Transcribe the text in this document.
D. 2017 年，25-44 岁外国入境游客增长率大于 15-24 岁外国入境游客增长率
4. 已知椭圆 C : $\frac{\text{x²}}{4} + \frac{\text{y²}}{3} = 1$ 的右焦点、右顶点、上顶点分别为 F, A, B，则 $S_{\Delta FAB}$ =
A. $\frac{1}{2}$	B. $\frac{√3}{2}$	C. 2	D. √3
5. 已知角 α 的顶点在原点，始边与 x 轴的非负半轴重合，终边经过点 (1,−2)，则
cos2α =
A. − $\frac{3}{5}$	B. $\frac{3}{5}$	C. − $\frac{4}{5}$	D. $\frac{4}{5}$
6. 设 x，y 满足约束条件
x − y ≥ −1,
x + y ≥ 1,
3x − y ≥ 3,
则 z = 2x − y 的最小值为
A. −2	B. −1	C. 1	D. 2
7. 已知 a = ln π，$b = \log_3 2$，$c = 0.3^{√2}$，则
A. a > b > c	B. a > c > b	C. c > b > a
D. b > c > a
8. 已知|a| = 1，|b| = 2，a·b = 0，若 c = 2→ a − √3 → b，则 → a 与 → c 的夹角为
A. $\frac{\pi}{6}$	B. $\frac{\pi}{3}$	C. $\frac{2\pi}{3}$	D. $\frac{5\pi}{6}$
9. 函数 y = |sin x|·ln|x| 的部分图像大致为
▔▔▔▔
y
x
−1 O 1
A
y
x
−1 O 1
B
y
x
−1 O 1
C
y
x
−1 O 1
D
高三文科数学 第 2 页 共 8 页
○ ○ ○ ○ ○
:: GIVEN INSTRUCTION ::
Filter the entries and copy out every line with the word "text".

:: SOLVED PROBLEM ::
Transcribe the text in this document.
4. 已知椭圆 C : $\frac{\text{x²}}{4} + \frac{\text{y²}}{3} = 1$ 的右焦点、右顶点、上顶点分别为 F, A, B，则 $S_{\Delta FAB}$ =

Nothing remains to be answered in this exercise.